What you should do:
Format every line of the listing as a Markdown table with the columns No. and Text, one row per line, leaving out blank lines.

Provided data:
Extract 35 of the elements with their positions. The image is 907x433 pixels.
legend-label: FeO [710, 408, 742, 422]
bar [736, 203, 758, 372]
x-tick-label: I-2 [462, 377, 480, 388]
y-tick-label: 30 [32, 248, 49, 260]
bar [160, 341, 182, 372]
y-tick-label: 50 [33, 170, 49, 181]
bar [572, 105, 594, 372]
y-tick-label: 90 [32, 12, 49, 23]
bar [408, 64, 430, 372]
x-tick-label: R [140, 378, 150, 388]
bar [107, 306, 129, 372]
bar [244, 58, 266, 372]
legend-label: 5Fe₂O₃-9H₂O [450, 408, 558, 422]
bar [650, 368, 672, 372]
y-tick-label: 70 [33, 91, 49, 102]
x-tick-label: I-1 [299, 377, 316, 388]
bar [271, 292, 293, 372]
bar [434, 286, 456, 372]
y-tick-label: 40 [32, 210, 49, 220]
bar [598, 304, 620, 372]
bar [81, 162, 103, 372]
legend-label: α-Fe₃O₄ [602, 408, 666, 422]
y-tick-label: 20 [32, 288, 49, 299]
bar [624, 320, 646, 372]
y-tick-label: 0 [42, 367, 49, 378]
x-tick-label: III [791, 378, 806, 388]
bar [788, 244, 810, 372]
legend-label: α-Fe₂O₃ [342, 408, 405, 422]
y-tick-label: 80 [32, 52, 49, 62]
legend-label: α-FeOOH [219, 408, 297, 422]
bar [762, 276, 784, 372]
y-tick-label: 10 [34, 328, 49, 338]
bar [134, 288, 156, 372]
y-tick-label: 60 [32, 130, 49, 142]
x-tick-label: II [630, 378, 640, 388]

Task solution:
| No. | Text |
|---|---|
| 1 | Extract 35 of the elements with their positions. The image is 907x433 pixels. |
| 2 | legend-label: FeO [710, 408, 742, 422] |
| 3 | bar [736, 203, 758, 372] |
| 4 | x-tick-label: I-2 [462, 377, 480, 388] |
| 5 | y-tick-label: 30 [32, 248, 49, 260] |
| 6 | bar [160, 341, 182, 372] |
| 7 | y-tick-label: 50 [33, 170, 49, 181] |
| 8 | bar [572, 105, 594, 372] |
| 9 | y-tick-label: 90 [32, 12, 49, 23] |
| 10 | bar [408, 64, 430, 372] |
| 11 | x-tick-label: R [140, 378, 150, 388] |
| 12 | bar [107, 306, 129, 372] |
| 13 | bar [244, 58, 266, 372] |
| 14 | legend-label: 5Fe₂O₃-9H₂O [450, 408, 558, 422] |
| 15 | bar [650, 368, 672, 372] |
| 16 | y-tick-label: 70 [33, 91, 49, 102] |
| 17 | x-tick-label: I-1 [299, 377, 316, 388] |
| 18 | bar [271, 292, 293, 372] |
| 19 | bar [434, 286, 456, 372] |
| 20 | y-tick-label: 40 [32, 210, 49, 220] |
| 21 | bar [598, 304, 620, 372] |
| 22 | bar [81, 162, 103, 372] |
| 23 | legend-label: α-Fe₃O₄ [602, 408, 666, 422] |
| 24 | y-tick-label: 20 [32, 288, 49, 299] |
| 25 | bar [624, 320, 646, 372] |
| 26 | y-tick-label: 0 [42, 367, 49, 378] |
| 27 | x-tick-label: III [791, 378, 806, 388] |
| 28 | bar [788, 244, 810, 372] |
| 29 | legend-label: α-Fe₂O₃ [342, 408, 405, 422] |
| 30 | y-tick-label: 80 [32, 52, 49, 62] |
| 31 | legend-label: α-FeOOH [219, 408, 297, 422] |
| 32 | bar [762, 276, 784, 372] |
| 33 | y-tick-label: 10 [34, 328, 49, 338] |
| 34 | bar [134, 288, 156, 372] |
| 35 | y-tick-label: 60 [32, 130, 49, 142] |
| 36 | x-tick-label: II [630, 378, 640, 388] |